Dataset extract start
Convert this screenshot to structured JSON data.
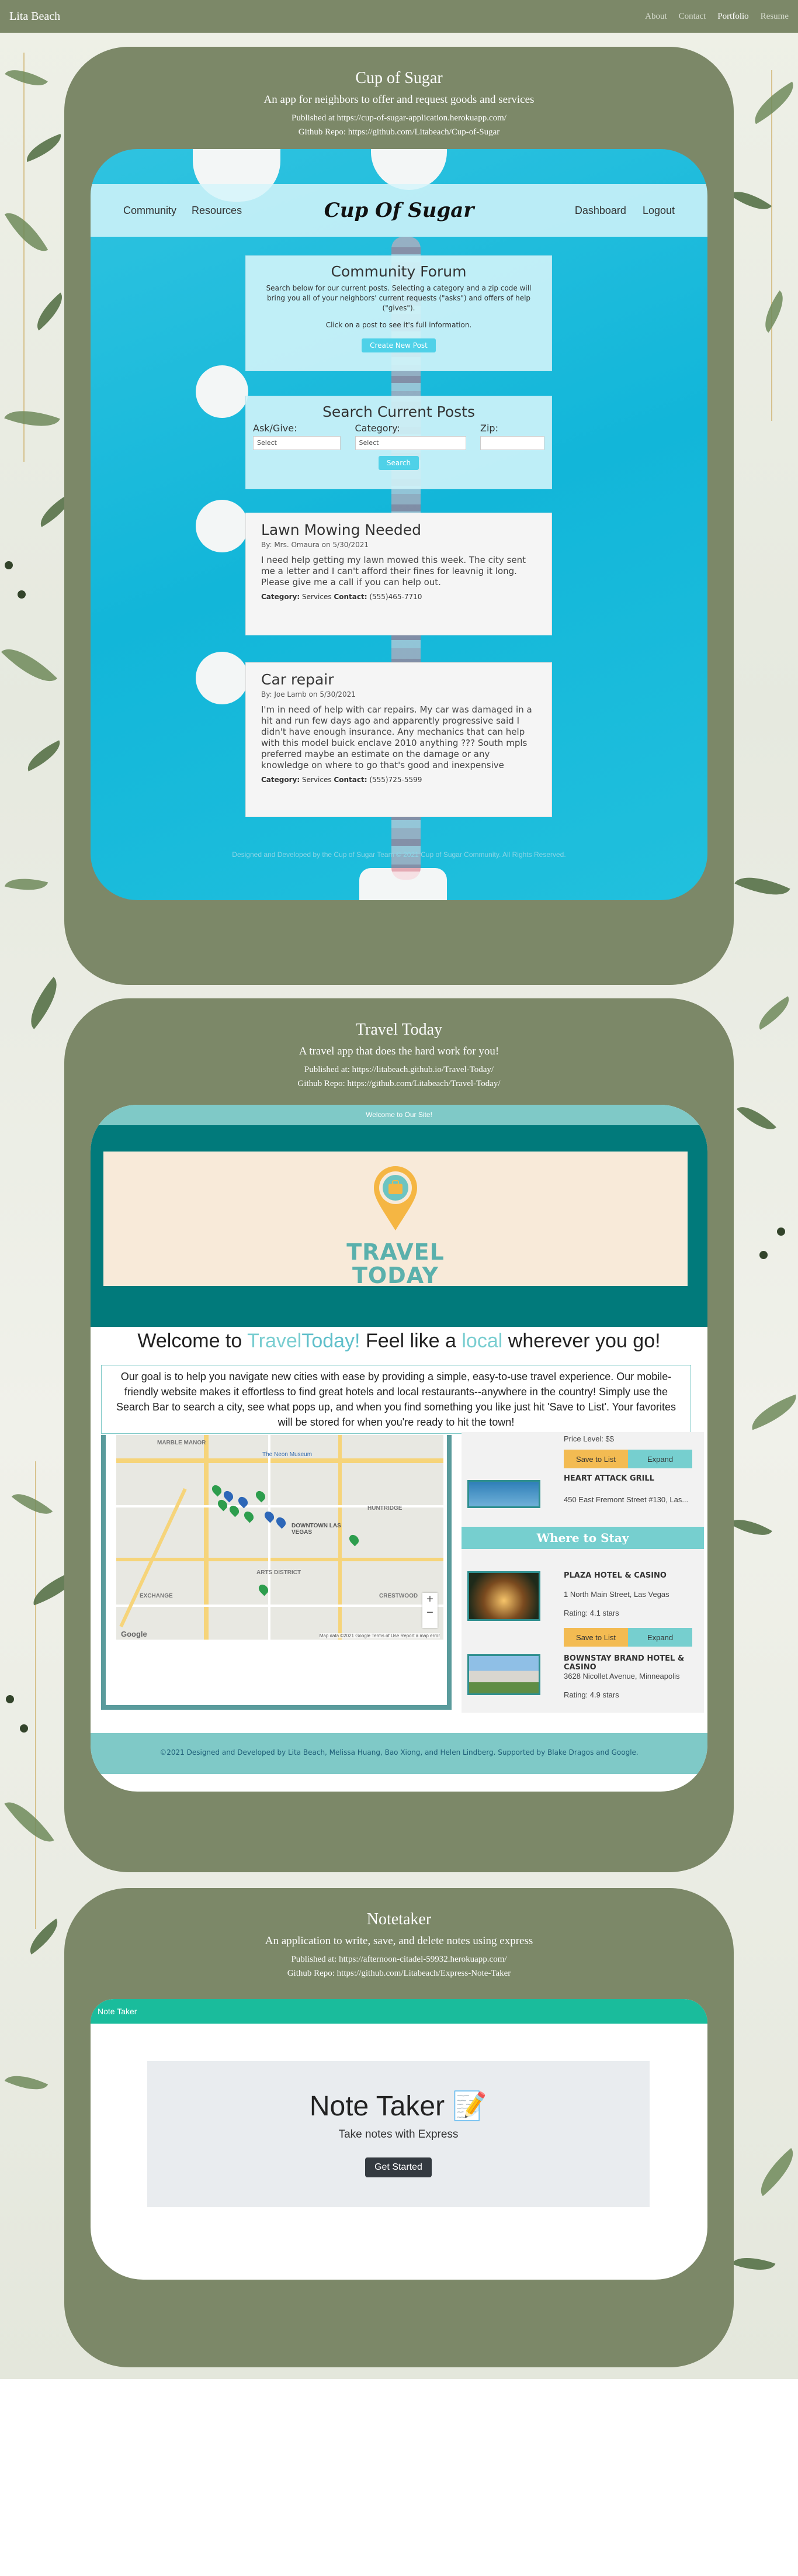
{
  "nav": {
    "brand": "Lita Beach",
    "links": [
      "About",
      "Contact",
      "Portfolio",
      "Resume"
    ]
  },
  "projects": [
    {
      "title": "Cup of Sugar",
      "subtitle": "An app for neighbors to offer and request goods and services",
      "published": "Published at https://cup-of-sugar-application.herokuapp.com/",
      "repo": "Github Repo: https://github.com/Litabeach/Cup-of-Sugar"
    },
    {
      "title": "Travel Today",
      "subtitle": "A travel app that does the hard work for you!",
      "published": "Published at: https://litabeach.github.io/Travel-Today/",
      "repo": "Github Repo: https://github.com/Litabeach/Travel-Today/"
    },
    {
      "title": "Notetaker",
      "subtitle": "An application to write, save, and delete notes using express",
      "published": "Published at: https://afternoon-citadel-59932.herokuapp.com/",
      "repo": "Github Repo: https://github.com/Litabeach/Express-Note-Taker"
    }
  ],
  "cup_of_sugar": {
    "nav_left": [
      "Community",
      "Resources"
    ],
    "logo": "Cup Of Sugar",
    "nav_right": [
      "Dashboard",
      "Logout"
    ],
    "forum": {
      "title": "Community Forum",
      "text1": "Search below for our current posts. Selecting a category and a zip code will bring you all of your neighbors' current requests (\"asks\") and offers of help (\"gives\").",
      "text2": "Click on a post to see it's full information.",
      "button": "Create New Post"
    },
    "search": {
      "title": "Search Current Posts",
      "ask_label": "Ask/Give:",
      "category_label": "Category:",
      "zip_label": "Zip:",
      "select_placeholder": "Select",
      "button": "Search"
    },
    "posts": [
      {
        "title": "Lawn Mowing Needed",
        "by": "By: Mrs. Omaura on 5/30/2021",
        "body": "I need help getting my lawn mowed this week. The city sent me a letter and I can't afford their fines for leavnig it long. Please give me a call if you can help out.",
        "category_label": "Category:",
        "category": "Services",
        "contact_label": "Contact:",
        "contact": "(555)465-7710"
      },
      {
        "title": "Car repair",
        "by": "By: Joe Lamb on 5/30/2021",
        "body": "I'm in need of help with car repairs. My car was damaged in a hit and run few days ago and apparently progressive said I didn't have enough insurance. Any mechanics that can help with this model buick enclave 2010 anything ??? South mpls preferred maybe an estimate on the damage or any knowledge on where to go that's good and inexpensive",
        "category_label": "Category:",
        "category": "Services",
        "contact_label": "Contact:",
        "contact": "(555)725-5599"
      }
    ],
    "footer": "Designed and Developed by the Cup of Sugar Team © 2021 Cup of Sugar Community. All Rights Reserved."
  },
  "travel_today": {
    "top_bar": "Welcome to Our Site!",
    "logo_word1": "TRAVEL",
    "logo_word2": "TODAY",
    "welcome_prefix": "Welcome to ",
    "welcome_brand1": "Travel",
    "welcome_brand2": "Today!",
    "welcome_mid": " Feel like a ",
    "welcome_local": "local",
    "welcome_suffix": " wherever you go!",
    "intro": "Our goal is to help you navigate new cities with ease by providing a simple, easy-to-use travel experience. Our mobile-friendly website makes it effortless to find great hotels and local restaurants--anywhere in the country! Simply use the Search Bar to search a city, see what pops up, and when you find something you like just hit 'Save to List'. Your favorites will be stored for when you're ready to hit the town!",
    "map": {
      "google": "Google",
      "credits": "Map data ©2021 Google  Terms of Use  Report a map error",
      "zoom_in": "+",
      "zoom_out": "−",
      "labels": [
        "MARBLE MANOR",
        "The Neon Museum",
        "HUNTRIDGE",
        "DOWNTOWN LAS VEGAS",
        "ARTS DISTRICT",
        "EXCHANGE",
        "CRESTWOOD"
      ]
    },
    "restaurants": [
      {
        "price": "Price Level: $$",
        "name": "HEART ATTACK GRILL",
        "address": "450 East Fremont Street #130, Las..."
      }
    ],
    "where_to_stay": "Where to Stay",
    "hotels": [
      {
        "name": "PLAZA HOTEL & CASINO",
        "address": "1 North Main Street, Las Vegas",
        "rating": "Rating: 4.1 stars"
      },
      {
        "name": "BOWNSTAY BRAND HOTEL & CASINO",
        "address": "3628 Nicollet Avenue, Minneapolis",
        "rating": "Rating: 4.9 stars"
      }
    ],
    "save_label": "Save to List",
    "expand_label": "Expand",
    "footer": "©2021 Designed and Developed by Lita Beach, Melissa Huang, Bao Xiong, and Helen Lindberg. Supported by Blake Dragos and Google."
  },
  "note_taker": {
    "bar": "Note Taker",
    "title": "Note Taker 📝",
    "lead": "Take notes with Express",
    "button": "Get Started"
  }
}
Dataset extract end
**Request**
From the records above, report the count of lines containing "Designed" and nothing more.

**Solution for this task**
2